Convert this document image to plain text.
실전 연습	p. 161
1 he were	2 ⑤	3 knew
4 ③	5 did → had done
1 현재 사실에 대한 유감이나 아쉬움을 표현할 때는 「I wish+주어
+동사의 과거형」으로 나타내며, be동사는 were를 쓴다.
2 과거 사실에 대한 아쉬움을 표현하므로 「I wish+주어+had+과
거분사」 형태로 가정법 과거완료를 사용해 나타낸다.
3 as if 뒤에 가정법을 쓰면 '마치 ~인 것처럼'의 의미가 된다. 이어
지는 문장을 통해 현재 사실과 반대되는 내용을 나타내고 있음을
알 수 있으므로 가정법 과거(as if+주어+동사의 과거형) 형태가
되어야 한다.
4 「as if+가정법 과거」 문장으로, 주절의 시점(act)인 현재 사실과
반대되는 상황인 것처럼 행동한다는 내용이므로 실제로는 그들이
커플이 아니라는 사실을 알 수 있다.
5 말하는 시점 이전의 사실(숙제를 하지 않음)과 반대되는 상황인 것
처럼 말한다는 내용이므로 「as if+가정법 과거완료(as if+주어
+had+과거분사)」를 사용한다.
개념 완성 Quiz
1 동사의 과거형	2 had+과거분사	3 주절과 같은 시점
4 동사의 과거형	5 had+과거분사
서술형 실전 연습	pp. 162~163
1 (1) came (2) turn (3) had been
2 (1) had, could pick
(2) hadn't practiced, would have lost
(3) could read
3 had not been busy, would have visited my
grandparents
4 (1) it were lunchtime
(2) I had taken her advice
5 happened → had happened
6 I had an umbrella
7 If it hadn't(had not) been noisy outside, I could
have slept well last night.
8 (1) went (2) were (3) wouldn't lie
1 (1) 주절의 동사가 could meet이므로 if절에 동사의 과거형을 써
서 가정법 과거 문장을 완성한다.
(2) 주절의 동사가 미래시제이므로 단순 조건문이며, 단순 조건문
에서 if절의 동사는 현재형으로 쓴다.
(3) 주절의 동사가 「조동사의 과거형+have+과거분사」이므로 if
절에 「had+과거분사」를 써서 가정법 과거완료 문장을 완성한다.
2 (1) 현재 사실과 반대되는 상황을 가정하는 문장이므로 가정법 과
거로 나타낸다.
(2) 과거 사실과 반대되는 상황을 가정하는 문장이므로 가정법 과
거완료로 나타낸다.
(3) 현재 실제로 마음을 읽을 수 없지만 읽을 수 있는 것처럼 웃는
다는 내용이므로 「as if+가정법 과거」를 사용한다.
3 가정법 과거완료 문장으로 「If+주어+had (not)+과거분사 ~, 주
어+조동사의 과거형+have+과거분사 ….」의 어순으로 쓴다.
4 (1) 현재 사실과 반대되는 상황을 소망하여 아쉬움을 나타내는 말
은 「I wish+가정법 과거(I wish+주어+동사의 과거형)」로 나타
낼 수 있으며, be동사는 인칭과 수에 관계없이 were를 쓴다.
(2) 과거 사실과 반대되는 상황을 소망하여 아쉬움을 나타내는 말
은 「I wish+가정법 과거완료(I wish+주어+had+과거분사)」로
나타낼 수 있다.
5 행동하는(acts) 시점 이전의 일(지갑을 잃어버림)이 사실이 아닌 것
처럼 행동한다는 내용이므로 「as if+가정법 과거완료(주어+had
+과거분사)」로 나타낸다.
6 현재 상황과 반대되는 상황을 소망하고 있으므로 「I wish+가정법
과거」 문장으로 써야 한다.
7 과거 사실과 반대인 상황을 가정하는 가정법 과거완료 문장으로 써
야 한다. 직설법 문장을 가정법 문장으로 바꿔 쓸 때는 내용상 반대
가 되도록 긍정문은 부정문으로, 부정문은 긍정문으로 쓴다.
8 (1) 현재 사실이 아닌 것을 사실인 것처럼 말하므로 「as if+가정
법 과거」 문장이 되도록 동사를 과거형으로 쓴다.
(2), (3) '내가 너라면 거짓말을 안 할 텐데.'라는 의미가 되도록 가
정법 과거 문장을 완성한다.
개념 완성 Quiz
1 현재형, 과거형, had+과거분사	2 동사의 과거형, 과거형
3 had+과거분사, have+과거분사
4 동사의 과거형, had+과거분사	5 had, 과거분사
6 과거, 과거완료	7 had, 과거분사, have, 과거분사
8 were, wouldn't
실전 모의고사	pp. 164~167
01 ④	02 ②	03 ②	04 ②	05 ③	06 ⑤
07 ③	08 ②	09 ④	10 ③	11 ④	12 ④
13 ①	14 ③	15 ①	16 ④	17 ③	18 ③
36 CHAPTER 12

★ ★ ★

= WHAT YOU HAVE TO DO =
Print out all the entries precisely as written.

= THE RESPONSE =
Convert this document image to plain text.
실전 연습	p. 161
1 he were	2 ⑤	3 knew
4 ③	5 did → had done
1 현재 사실에 대한 유감이나 아쉬움을 표현할 때는 「I wish+주어
+동사의 과거형」으로 나타내며, be동사는 were를 쓴다.
2 과거 사실에 대한 아쉬움을 표현하므로 「I wish+주어+had+과
거분사」 형태로 가정법 과거완료를 사용해 나타낸다.
3 as if 뒤에 가정법을 쓰면 '마치 ~인 것처럼'의 의미가 된다. 이어
지는 문장을 통해 현재 사실과 반대되는 내용을 나타내고 있음을
알 수 있으므로 가정법 과거(as if+주어+동사의 과거형) 형태가
되어야 한다.
4 「as if+가정법 과거」 문장으로, 주절의 시점(act)인 현재 사실과
반대되는 상황인 것처럼 행동한다는 내용이므로 실제로는 그들이
커플이 아니라는 사실을 알 수 있다.
5 말하는 시점 이전의 사실(숙제를 하지 않음)과 반대되는 상황인 것
처럼 말한다는 내용이므로 「as if+가정법 과거완료(as if+주어
+had+과거분사)」를 사용한다.
개념 완성 Quiz
1 동사의 과거형	2 had+과거분사	3 주절과 같은 시점
4 동사의 과거형	5 had+과거분사
서술형 실전 연습	pp. 162~163
1 (1) came (2) turn (3) had been
2 (1) had, could pick
(2) hadn't practiced, would have lost
(3) could read
3 had not been busy, would have visited my
grandparents
4 (1) it were lunchtime
(2) I had taken her advice
5 happened → had happened
6 I had an umbrella
7 If it hadn't(had not) been noisy outside, I could
have slept well last night.
8 (1) went (2) were (3) wouldn't lie
1 (1) 주절의 동사가 could meet이므로 if절에 동사의 과거형을 써
서 가정법 과거 문장을 완성한다.
(2) 주절의 동사가 미래시제이므로 단순 조건문이며, 단순 조건문
에서 if절의 동사는 현재형으로 쓴다.
(3) 주절의 동사가 「조동사의 과거형+have+과거분사」이므로 if
절에 「had+과거분사」를 써서 가정법 과거완료 문장을 완성한다.
2 (1) 현재 사실과 반대되는 상황을 가정하는 문장이므로 가정법 과
거로 나타낸다.
(2) 과거 사실과 반대되는 상황을 가정하는 문장이므로 가정법 과
거완료로 나타낸다.
(3) 현재 실제로 마음을 읽을 수 없지만 읽을 수 있는 것처럼 웃는
다는 내용이므로 「as if+가정법 과거」를 사용한다.
3 가정법 과거완료 문장으로 「If+주어+had (not)+과거분사 ~, 주
어+조동사의 과거형+have+과거분사 ….」의 어순으로 쓴다.
4 (1) 현재 사실과 반대되는 상황을 소망하여 아쉬움을 나타내는 말
은 「I wish+가정법 과거(I wish+주어+동사의 과거형)」로 나타
낼 수 있으며, be동사는 인칭과 수에 관계없이 were를 쓴다.
(2) 과거 사실과 반대되는 상황을 소망하여 아쉬움을 나타내는 말
은 「I wish+가정법 과거완료(I wish+주어+had+과거분사)」로
나타낼 수 있다.
5 행동하는(acts) 시점 이전의 일(지갑을 잃어버림)이 사실이 아닌 것
처럼 행동한다는 내용이므로 「as if+가정법 과거완료(주어+had
+과거분사)」로 나타낸다.
6 현재 상황과 반대되는 상황을 소망하고 있으므로 「I wish+가정법
과거」 문장으로 써야 한다.
7 과거 사실과 반대인 상황을 가정하는 가정법 과거완료 문장으로 써
야 한다. 직설법 문장을 가정법 문장으로 바꿔 쓸 때는 내용상 반대
가 되도록 긍정문은 부정문으로, 부정문은 긍정문으로 쓴다.
8 (1) 현재 사실이 아닌 것을 사실인 것처럼 말하므로 「as if+가정
법 과거」 문장이 되도록 동사를 과거형으로 쓴다.
(2), (3) '내가 너라면 거짓말을 안 할 텐데.'라는 의미가 되도록 가
정법 과거 문장을 완성한다.
개념 완성 Quiz
1 현재형, 과거형, had+과거분사	2 동사의 과거형, 과거형
3 had+과거분사, have+과거분사
4 동사의 과거형, had+과거분사	5 had, 과거분사
6 과거, 과거완료	7 had, 과거분사, have, 과거분사
8 were, wouldn't
실전 모의고사	pp. 164~167
01 ④	02 ②	03 ②	04 ②	05 ③	06 ⑤
07 ③	08 ②	09 ④	10 ③	11 ④	12 ④
13 ①	14 ③	15 ①	16 ④	17 ③	18 ③
36 CHAPTER 12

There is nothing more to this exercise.